EXERCISE INPUTS:
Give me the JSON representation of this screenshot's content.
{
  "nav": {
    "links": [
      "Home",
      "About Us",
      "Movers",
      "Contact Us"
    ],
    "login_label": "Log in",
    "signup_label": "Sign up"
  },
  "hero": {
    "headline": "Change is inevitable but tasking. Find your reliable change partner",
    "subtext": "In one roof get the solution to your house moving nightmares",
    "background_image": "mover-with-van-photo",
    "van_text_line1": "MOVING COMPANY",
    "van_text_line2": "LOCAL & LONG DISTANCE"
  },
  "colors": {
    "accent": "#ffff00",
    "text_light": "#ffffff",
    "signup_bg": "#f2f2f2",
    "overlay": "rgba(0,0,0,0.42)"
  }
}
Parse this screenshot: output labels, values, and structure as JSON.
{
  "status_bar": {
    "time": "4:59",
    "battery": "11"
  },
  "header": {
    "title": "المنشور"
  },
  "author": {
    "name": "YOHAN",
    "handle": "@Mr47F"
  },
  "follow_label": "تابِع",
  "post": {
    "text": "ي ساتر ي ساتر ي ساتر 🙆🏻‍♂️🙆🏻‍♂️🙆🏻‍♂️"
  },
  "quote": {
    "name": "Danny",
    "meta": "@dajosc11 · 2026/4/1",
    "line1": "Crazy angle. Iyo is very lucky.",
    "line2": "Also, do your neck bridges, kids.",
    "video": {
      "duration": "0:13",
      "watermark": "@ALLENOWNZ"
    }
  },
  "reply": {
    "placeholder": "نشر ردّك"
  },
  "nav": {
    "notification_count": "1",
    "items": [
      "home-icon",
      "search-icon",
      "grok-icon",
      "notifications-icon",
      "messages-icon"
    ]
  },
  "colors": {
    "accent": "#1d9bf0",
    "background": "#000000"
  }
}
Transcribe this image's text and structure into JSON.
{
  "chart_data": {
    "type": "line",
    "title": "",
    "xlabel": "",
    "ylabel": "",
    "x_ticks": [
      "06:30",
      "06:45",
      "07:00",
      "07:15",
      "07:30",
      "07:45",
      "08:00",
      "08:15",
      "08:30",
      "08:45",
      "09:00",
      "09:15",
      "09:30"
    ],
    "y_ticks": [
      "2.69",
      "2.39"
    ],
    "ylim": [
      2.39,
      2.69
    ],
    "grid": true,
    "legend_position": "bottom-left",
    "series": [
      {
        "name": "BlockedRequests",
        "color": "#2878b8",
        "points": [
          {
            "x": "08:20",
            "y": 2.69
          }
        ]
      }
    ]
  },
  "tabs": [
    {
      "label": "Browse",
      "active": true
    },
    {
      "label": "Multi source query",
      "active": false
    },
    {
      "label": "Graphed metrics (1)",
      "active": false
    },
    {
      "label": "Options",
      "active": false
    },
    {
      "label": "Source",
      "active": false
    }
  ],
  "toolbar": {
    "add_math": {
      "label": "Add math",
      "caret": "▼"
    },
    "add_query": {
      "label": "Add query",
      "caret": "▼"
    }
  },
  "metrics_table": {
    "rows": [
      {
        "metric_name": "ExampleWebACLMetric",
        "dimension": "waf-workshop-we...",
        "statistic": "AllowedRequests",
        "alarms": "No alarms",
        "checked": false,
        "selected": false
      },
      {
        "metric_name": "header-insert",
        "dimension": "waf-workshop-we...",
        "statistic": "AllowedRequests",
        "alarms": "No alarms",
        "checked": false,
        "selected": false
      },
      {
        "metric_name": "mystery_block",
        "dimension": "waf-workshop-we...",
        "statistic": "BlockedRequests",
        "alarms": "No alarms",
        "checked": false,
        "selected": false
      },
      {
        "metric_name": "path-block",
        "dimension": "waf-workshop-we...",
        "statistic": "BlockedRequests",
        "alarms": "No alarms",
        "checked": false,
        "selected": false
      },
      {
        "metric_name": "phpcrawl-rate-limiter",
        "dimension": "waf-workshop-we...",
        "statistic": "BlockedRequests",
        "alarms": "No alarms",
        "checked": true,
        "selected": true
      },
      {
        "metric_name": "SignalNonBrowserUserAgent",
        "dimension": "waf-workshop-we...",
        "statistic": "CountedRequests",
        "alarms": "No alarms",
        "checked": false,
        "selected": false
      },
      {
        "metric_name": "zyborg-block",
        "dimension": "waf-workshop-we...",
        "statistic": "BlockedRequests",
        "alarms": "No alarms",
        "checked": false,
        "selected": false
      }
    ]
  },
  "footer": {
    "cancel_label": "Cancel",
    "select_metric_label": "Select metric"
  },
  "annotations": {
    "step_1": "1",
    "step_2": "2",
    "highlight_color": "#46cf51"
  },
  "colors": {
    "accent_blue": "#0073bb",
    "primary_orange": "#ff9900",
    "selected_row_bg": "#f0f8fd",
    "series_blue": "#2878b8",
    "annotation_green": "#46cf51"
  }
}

EXERCISE: Repeat the records above exactly as they appear.

TASK RESULT:
Give me the JSON representation of this screenshot's content.
{
  "nav": {
    "links": [
      "Home",
      "About Us",
      "Movers",
      "Contact Us"
    ],
    "login_label": "Log in",
    "signup_label": "Sign up"
  },
  "hero": {
    "headline": "Change is inevitable but tasking. Find your reliable change partner",
    "subtext": "In one roof get the solution to your house moving nightmares",
    "background_image": "mover-with-van-photo",
    "van_text_line1": "MOVING COMPANY",
    "van_text_line2": "LOCAL & LONG DISTANCE"
  },
  "colors": {
    "accent": "#ffff00",
    "text_light": "#ffffff",
    "signup_bg": "#f2f2f2",
    "overlay": "rgba(0,0,0,0.42)"
  }
}
Parse this screenshot: output labels, values, and structure as JSON.
{
  "status_bar": {
    "time": "4:59",
    "battery": "11"
  },
  "header": {
    "title": "المنشور"
  },
  "author": {
    "name": "YOHAN",
    "handle": "@Mr47F"
  },
  "follow_label": "تابِع",
  "post": {
    "text": "ي ساتر ي ساتر ي ساتر 🙆🏻‍♂️🙆🏻‍♂️🙆🏻‍♂️"
  },
  "quote": {
    "name": "Danny",
    "meta": "@dajosc11 · 2026/4/1",
    "line1": "Crazy angle. Iyo is very lucky.",
    "line2": "Also, do your neck bridges, kids.",
    "video": {
      "duration": "0:13",
      "watermark": "@ALLENOWNZ"
    }
  },
  "reply": {
    "placeholder": "نشر ردّك"
  },
  "nav": {
    "notification_count": "1",
    "items": [
      "home-icon",
      "search-icon",
      "grok-icon",
      "notifications-icon",
      "messages-icon"
    ]
  },
  "colors": {
    "accent": "#1d9bf0",
    "background": "#000000"
  }
}
Transcribe this image's text and structure into JSON.
{
  "chart_data": {
    "type": "line",
    "title": "",
    "xlabel": "",
    "ylabel": "",
    "x_ticks": [
      "06:30",
      "06:45",
      "07:00",
      "07:15",
      "07:30",
      "07:45",
      "08:00",
      "08:15",
      "08:30",
      "08:45",
      "09:00",
      "09:15",
      "09:30"
    ],
    "y_ticks": [
      "2.69",
      "2.39"
    ],
    "ylim": [
      2.39,
      2.69
    ],
    "grid": true,
    "legend_position": "bottom-left",
    "series": [
      {
        "name": "BlockedRequests",
        "color": "#2878b8",
        "points": [
          {
            "x": "08:20",
            "y": 2.69
          }
        ]
      }
    ]
  },
  "tabs": [
    {
      "label": "Browse",
      "active": true
    },
    {
      "label": "Multi source query",
      "active": false
    },
    {
      "label": "Graphed metrics (1)",
      "active": false
    },
    {
      "label": "Options",
      "active": false
    },
    {
      "label": "Source",
      "active": false
    }
  ],
  "toolbar": {
    "add_math": {
      "label": "Add math",
      "caret": "▼"
    },
    "add_query": {
      "label": "Add query",
      "caret": "▼"
    }
  },
  "metrics_table": {
    "rows": [
      {
        "metric_name": "ExampleWebACLMetric",
        "dimension": "waf-workshop-we...",
        "statistic": "AllowedRequests",
        "alarms": "No alarms",
        "checked": false,
        "selected": false
      },
      {
        "metric_name": "header-insert",
        "dimension": "waf-workshop-we...",
        "statistic": "AllowedRequests",
        "alarms": "No alarms",
        "checked": false,
        "selected": false
      },
      {
        "metric_name": "mystery_block",
        "dimension": "waf-workshop-we...",
        "statistic": "BlockedRequests",
        "alarms": "No alarms",
        "checked": false,
        "selected": false
      },
      {
        "metric_name": "path-block",
        "dimension": "waf-workshop-we...",
        "statistic": "BlockedRequests",
        "alarms": "No alarms",
        "checked": false,
        "selected": false
      },
      {
        "metric_name": "phpcrawl-rate-limiter",
        "dimension": "waf-workshop-we...",
        "statistic": "BlockedRequests",
        "alarms": "No alarms",
        "checked": true,
        "selected": true
      },
      {
        "metric_name": "SignalNonBrowserUserAgent",
        "dimension": "waf-workshop-we...",
        "statistic": "CountedRequests",
        "alarms": "No alarms",
        "checked": false,
        "selected": false
      },
      {
        "metric_name": "zyborg-block",
        "dimension": "waf-workshop-we...",
        "statistic": "BlockedRequests",
        "alarms": "No alarms",
        "checked": false,
        "selected": false
      }
    ]
  },
  "footer": {
    "cancel_label": "Cancel",
    "select_metric_label": "Select metric"
  },
  "annotations": {
    "step_1": "1",
    "step_2": "2",
    "highlight_color": "#46cf51"
  },
  "colors": {
    "accent_blue": "#0073bb",
    "primary_orange": "#ff9900",
    "selected_row_bg": "#f0f8fd",
    "series_blue": "#2878b8",
    "annotation_green": "#46cf51"
  }
}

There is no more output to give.